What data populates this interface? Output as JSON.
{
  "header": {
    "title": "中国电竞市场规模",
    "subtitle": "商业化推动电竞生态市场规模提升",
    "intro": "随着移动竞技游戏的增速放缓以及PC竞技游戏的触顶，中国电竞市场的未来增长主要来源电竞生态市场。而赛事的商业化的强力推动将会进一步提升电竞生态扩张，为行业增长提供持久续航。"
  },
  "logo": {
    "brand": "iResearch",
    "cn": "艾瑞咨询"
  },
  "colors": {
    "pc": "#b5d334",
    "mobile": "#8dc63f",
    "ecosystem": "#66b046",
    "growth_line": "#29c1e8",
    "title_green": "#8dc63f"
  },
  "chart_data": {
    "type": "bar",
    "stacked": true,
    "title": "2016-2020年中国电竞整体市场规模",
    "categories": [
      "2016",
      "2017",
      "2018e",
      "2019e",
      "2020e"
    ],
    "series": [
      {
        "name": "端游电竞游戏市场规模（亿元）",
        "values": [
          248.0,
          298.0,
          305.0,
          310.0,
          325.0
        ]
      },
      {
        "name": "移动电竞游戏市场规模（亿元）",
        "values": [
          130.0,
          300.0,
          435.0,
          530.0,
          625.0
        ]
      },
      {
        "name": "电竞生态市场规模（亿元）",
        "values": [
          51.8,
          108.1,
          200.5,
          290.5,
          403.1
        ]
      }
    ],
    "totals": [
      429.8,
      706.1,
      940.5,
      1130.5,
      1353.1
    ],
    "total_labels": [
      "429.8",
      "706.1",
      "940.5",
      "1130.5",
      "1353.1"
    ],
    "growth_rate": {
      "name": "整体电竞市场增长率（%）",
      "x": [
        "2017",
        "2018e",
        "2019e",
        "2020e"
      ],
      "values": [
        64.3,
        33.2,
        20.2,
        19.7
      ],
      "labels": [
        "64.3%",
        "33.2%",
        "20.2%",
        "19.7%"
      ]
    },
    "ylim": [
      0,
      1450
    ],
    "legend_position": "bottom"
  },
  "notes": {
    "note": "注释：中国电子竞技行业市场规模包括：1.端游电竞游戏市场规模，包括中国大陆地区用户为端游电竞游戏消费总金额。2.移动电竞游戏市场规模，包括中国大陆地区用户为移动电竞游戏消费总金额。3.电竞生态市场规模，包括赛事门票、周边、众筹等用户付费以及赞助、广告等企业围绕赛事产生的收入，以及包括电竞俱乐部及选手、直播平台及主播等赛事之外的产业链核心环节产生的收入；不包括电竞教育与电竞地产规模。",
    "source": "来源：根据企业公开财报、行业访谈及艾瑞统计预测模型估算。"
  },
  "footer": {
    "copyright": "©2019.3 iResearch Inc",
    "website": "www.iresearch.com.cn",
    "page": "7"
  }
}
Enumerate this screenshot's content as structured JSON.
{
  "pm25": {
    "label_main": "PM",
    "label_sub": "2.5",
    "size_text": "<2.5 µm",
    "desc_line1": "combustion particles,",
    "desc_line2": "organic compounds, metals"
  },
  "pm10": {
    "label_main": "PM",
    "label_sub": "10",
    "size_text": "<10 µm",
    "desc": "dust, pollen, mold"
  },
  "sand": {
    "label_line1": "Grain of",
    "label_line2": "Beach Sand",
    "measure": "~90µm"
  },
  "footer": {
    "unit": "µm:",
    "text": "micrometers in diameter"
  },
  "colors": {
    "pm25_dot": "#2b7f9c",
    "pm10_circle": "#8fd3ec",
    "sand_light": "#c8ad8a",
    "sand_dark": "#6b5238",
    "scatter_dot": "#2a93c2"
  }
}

■ WHAT NEEDS TO BE DONE: Output all records verbatim.

■ REPLY TO THE TASK:
What data populates this interface? Output as JSON.
{
  "header": {
    "title": "中国电竞市场规模",
    "subtitle": "商业化推动电竞生态市场规模提升",
    "intro": "随着移动竞技游戏的增速放缓以及PC竞技游戏的触顶，中国电竞市场的未来增长主要来源电竞生态市场。而赛事的商业化的强力推动将会进一步提升电竞生态扩张，为行业增长提供持久续航。"
  },
  "logo": {
    "brand": "iResearch",
    "cn": "艾瑞咨询"
  },
  "colors": {
    "pc": "#b5d334",
    "mobile": "#8dc63f",
    "ecosystem": "#66b046",
    "growth_line": "#29c1e8",
    "title_green": "#8dc63f"
  },
  "chart_data": {
    "type": "bar",
    "stacked": true,
    "title": "2016-2020年中国电竞整体市场规模",
    "categories": [
      "2016",
      "2017",
      "2018e",
      "2019e",
      "2020e"
    ],
    "series": [
      {
        "name": "端游电竞游戏市场规模（亿元）",
        "values": [
          248.0,
          298.0,
          305.0,
          310.0,
          325.0
        ]
      },
      {
        "name": "移动电竞游戏市场规模（亿元）",
        "values": [
          130.0,
          300.0,
          435.0,
          530.0,
          625.0
        ]
      },
      {
        "name": "电竞生态市场规模（亿元）",
        "values": [
          51.8,
          108.1,
          200.5,
          290.5,
          403.1
        ]
      }
    ],
    "totals": [
      429.8,
      706.1,
      940.5,
      1130.5,
      1353.1
    ],
    "total_labels": [
      "429.8",
      "706.1",
      "940.5",
      "1130.5",
      "1353.1"
    ],
    "growth_rate": {
      "name": "整体电竞市场增长率（%）",
      "x": [
        "2017",
        "2018e",
        "2019e",
        "2020e"
      ],
      "values": [
        64.3,
        33.2,
        20.2,
        19.7
      ],
      "labels": [
        "64.3%",
        "33.2%",
        "20.2%",
        "19.7%"
      ]
    },
    "ylim": [
      0,
      1450
    ],
    "legend_position": "bottom"
  },
  "notes": {
    "note": "注释：中国电子竞技行业市场规模包括：1.端游电竞游戏市场规模，包括中国大陆地区用户为端游电竞游戏消费总金额。2.移动电竞游戏市场规模，包括中国大陆地区用户为移动电竞游戏消费总金额。3.电竞生态市场规模，包括赛事门票、周边、众筹等用户付费以及赞助、广告等企业围绕赛事产生的收入，以及包括电竞俱乐部及选手、直播平台及主播等赛事之外的产业链核心环节产生的收入；不包括电竞教育与电竞地产规模。",
    "source": "来源：根据企业公开财报、行业访谈及艾瑞统计预测模型估算。"
  },
  "footer": {
    "copyright": "©2019.3 iResearch Inc",
    "website": "www.iresearch.com.cn",
    "page": "7"
  }
}
Enumerate this screenshot's content as structured JSON.
{
  "pm25": {
    "label_main": "PM",
    "label_sub": "2.5",
    "size_text": "<2.5 µm",
    "desc_line1": "combustion particles,",
    "desc_line2": "organic compounds, metals"
  },
  "pm10": {
    "label_main": "PM",
    "label_sub": "10",
    "size_text": "<10 µm",
    "desc": "dust, pollen, mold"
  },
  "sand": {
    "label_line1": "Grain of",
    "label_line2": "Beach Sand",
    "measure": "~90µm"
  },
  "footer": {
    "unit": "µm:",
    "text": "micrometers in diameter"
  },
  "colors": {
    "pm25_dot": "#2b7f9c",
    "pm10_circle": "#8fd3ec",
    "sand_light": "#c8ad8a",
    "sand_dark": "#6b5238",
    "scatter_dot": "#2a93c2"
  }
}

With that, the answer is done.